→ Selected text
<<<<
All of lore.kernel.org
 help / color / mirror / Atom feed
From: "Grodzovsky, Andrey" <Andrey.Grodzovsky@amd.com>
To: "Deng, Emily" <Emily.Deng@amd.com>
Cc: "Deucher, Alexander" <Alexander.Deucher@amd.com>,
	"steven.price@arm.com" <steven.price@arm.com>,
	"amd-gfx@lists.freedesktop.org" <amd-gfx@lists.freedesktop.org>,
	"dri-devel@lists.freedesktop.org"
	<dri-devel@lists.freedesktop.org>,
	"Koenig, Christian" <Christian.Koenig@amd.com>
Subject: Re: [PATCH v4] drm/scheduler: Avoid accessing freed bad job.
Date: Tue, 26 Nov 2019 00:09:30 +0000	[thread overview]
Message-ID: <MWHPR12MB1453C6FC45A83482232CA3EDEA450@MWHPR12MB1453.namprd12.prod.outlook.com> (raw)
In-Reply-To: <MN2PR12MB2975C10E36FF996BD423CEBA8F4A0@MN2PR12MB2975.namprd12.prod.outlook.com>

Christian asked to submit it to drm-misc instead of our drm-next to avoid later conflicts with Steven's patch which he mentioned in this thread which is not in drm-next yet.
Christian, Alex, once this merged to drm-misc I guess we need to pull all latest changes from there to drm-next so the issue Emily reported can be avoided.

Andrey

________________________________________
From: Deng, Emily <Emily.Deng@amd.com>
Sent: 25 November 2019 16:44:36
To: Grodzovsky, Andrey
Cc: dri-devel@lists.freedesktop.org; amd-gfx@lists.freedesktop.org; Koenig, Christian; steven.price@arm.com; Grodzovsky, Andrey
Subject: RE: [PATCH v4] drm/scheduler: Avoid accessing freed bad job.

[AMD Official Use Only - Internal Distribution Only]

Hi Andrey,
    Seems you didn't submit this patch?
>>>>
→ Your tasks
1 > In the scheduler patch email, reword the part that opens with the words containing "Christian asked to" and closes with "can be avoided.", replacing "drm-misc" with "drm-misc-fixes".
2 > According to the scheduler patch email, who asked for the patch to go to drm-misc instead of drm-next?
3 > Carry on writing the scheduler patch email from its last line.

→ Extracted data
<<<<
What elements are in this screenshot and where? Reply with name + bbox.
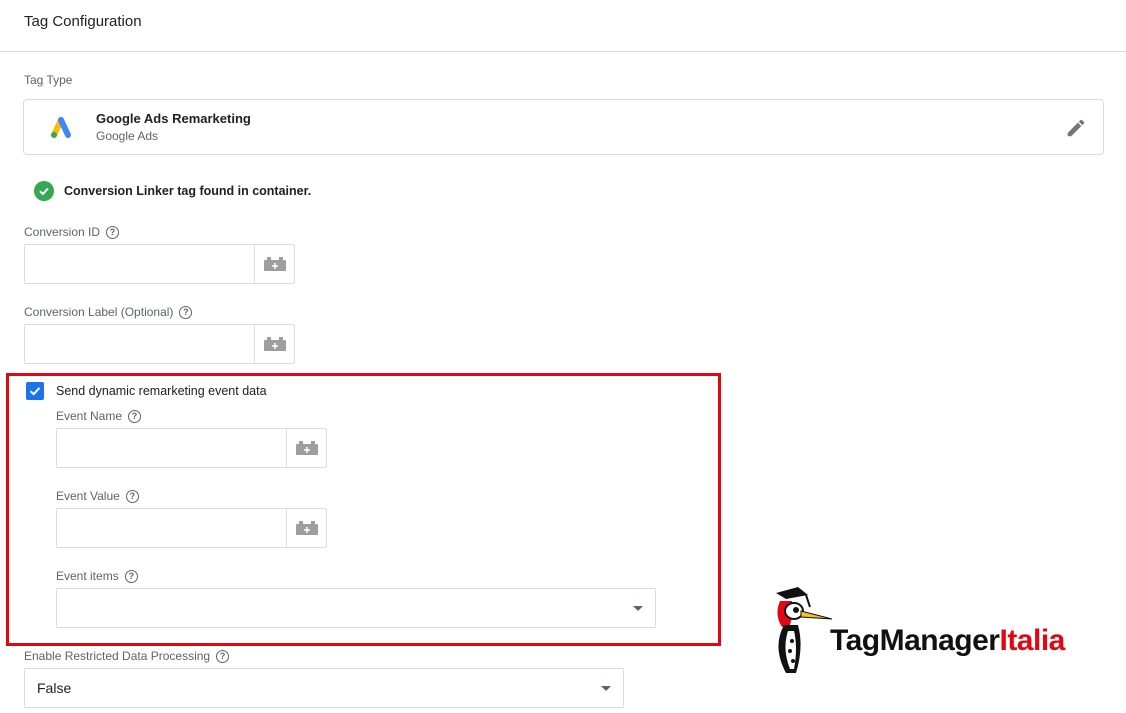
header-divider [0, 51, 1126, 52]
event-name-input[interactable] [56, 428, 286, 468]
conversion-label-label: Conversion Label (Optional) ? [24, 305, 193, 319]
pencil-icon[interactable] [1065, 117, 1087, 139]
help-icon[interactable]: ? [106, 225, 120, 239]
event-name-group [56, 428, 327, 468]
conversion-label-input[interactable] [24, 324, 254, 364]
help-icon[interactable]: ? [125, 489, 139, 503]
lego-brick-icon [263, 337, 286, 351]
lego-brick-icon [263, 257, 286, 271]
help-icon[interactable]: ? [128, 409, 142, 423]
google-ads-logo-icon [51, 117, 71, 138]
status-text: Conversion Linker tag found in container… [64, 184, 312, 198]
lego-brick-icon [295, 441, 318, 455]
checkmark-icon [29, 387, 41, 396]
tag-type-name: Google Ads Remarketing [96, 111, 251, 126]
tag-type-vendor: Google Ads [96, 129, 159, 143]
tag-type-label: Tag Type [24, 73, 73, 87]
check-circle-icon [34, 181, 54, 201]
dynamic-remarketing-label[interactable]: Send dynamic remarketing event data [56, 384, 267, 398]
conversion-id-input[interactable] [24, 244, 254, 284]
lego-brick-icon [295, 521, 318, 535]
event-value-group [56, 508, 327, 548]
event-value-input[interactable] [56, 508, 286, 548]
event-items-select[interactable] [56, 588, 656, 628]
tag-type-card[interactable]: Google Ads Remarketing Google Ads [23, 99, 1104, 155]
watermark-text: TagManagerItalia [830, 624, 1065, 657]
conversion-id-label: Conversion ID ? [24, 225, 120, 239]
chevron-down-icon [601, 685, 611, 691]
help-icon[interactable]: ? [124, 569, 138, 583]
restricted-data-select[interactable]: False [24, 668, 624, 708]
help-icon[interactable]: ? [179, 305, 193, 319]
dynamic-remarketing-checkbox[interactable] [26, 382, 44, 400]
event-items-label: Event items ? [56, 569, 138, 583]
variable-picker-button[interactable] [254, 324, 295, 364]
woodpecker-mascot-icon [776, 587, 833, 673]
variable-picker-button[interactable] [286, 508, 327, 548]
event-name-label: Event Name ? [56, 409, 142, 423]
variable-picker-button[interactable] [286, 428, 327, 468]
variable-picker-button[interactable] [254, 244, 295, 284]
conversion-label-group [24, 324, 295, 364]
tagmanageritalia-watermark: TagManagerItalia [768, 585, 1088, 680]
help-icon[interactable]: ? [216, 649, 230, 663]
conversion-id-group [24, 244, 295, 284]
chevron-down-icon [633, 605, 643, 611]
event-value-label: Event Value ? [56, 489, 139, 503]
conversion-linker-status: Conversion Linker tag found in container… [34, 181, 311, 201]
restricted-data-label: Enable Restricted Data Processing ? [24, 649, 230, 663]
page-title: Tag Configuration [24, 13, 142, 30]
>>>>
→ The results
1 >
Christian asked to submit it to drm-misc-fixes instead of our drm-next to avoid later conflicts with Steven's patch which he mentioned in this thread which is not in drm-next yet.
Christian, Alex, once this merged to drm-misc-fixes I guess we need to pull all latest changes from there to drm-next so the issue Emily reported can be avoided.

2 > Christian

3 >
Best wishes
Emily Deng



>-----Original Message-----
>From: Andrey Grodzovsky <andrey.grodzovsky@amd.com>
>Sent: Monday, November 25, 2019 12:51 PM
>Cc: dri-devel@lists.freedesktop.org; amd-gfx@lists.freedesktop.org; Koenig,
>Christian <Christian.Koenig@amd.com>; Deng, Emily
><Emily.Deng@amd.com>; steven.price@arm.com; Grodzovsky, Andrey
><Andrey.Grodzovsky@amd.com>
>Subject: [PATCH v4] drm/scheduler: Avoid accessing freed bad job.
>
>Problem:
>Due to a race between drm_sched_cleanup_jobs in sched thread and
>drm_sched_job_timedout in timeout work there is a possiblity that bad job
>was already freed while still being accessed from the timeout thread.
>
>Fix:
>Instead of just peeking at the bad job in the mirror list remove it from the list
>under lock and then put it back later when we are garanteed no race with
>main sched thread is possible which is after the thread is parked.
>
>v2: Lock around processing ring_mirror_list in drm_sched_cleanup_jobs.
>
>v3: Rebase on top of drm-misc-next. v2 is not needed anymore as
>drm_sched_get_cleanup_job already has a lock there.
>
>v4: Fix comments to relfect latest code in drm-misc.
>
>Signed-off-by: Andrey Grodzovsky <andrey.grodzovsky@amd.com>
>Reviewed-by: Christian König <christian.koenig@amd.com>
>Tested-by: Emily Deng <Emily.Deng@amd.com>
>---
> drivers/gpu/drm/scheduler/sched_main.c | 27
>+++++++++++++++++++++++++++
> 1 file changed, 27 insertions(+)
>
>diff --git a/drivers/gpu/drm/scheduler/sched_main.c
>b/drivers/gpu/drm/scheduler/sched_main.c
>index 6774955..1bf9c40 100644
>--- a/drivers/gpu/drm/scheduler/sched_main.c
>+++ b/drivers/gpu/drm/scheduler/sched_main.c
>@@ -284,10 +284,21 @@ static void drm_sched_job_timedout(struct
>work_struct *work)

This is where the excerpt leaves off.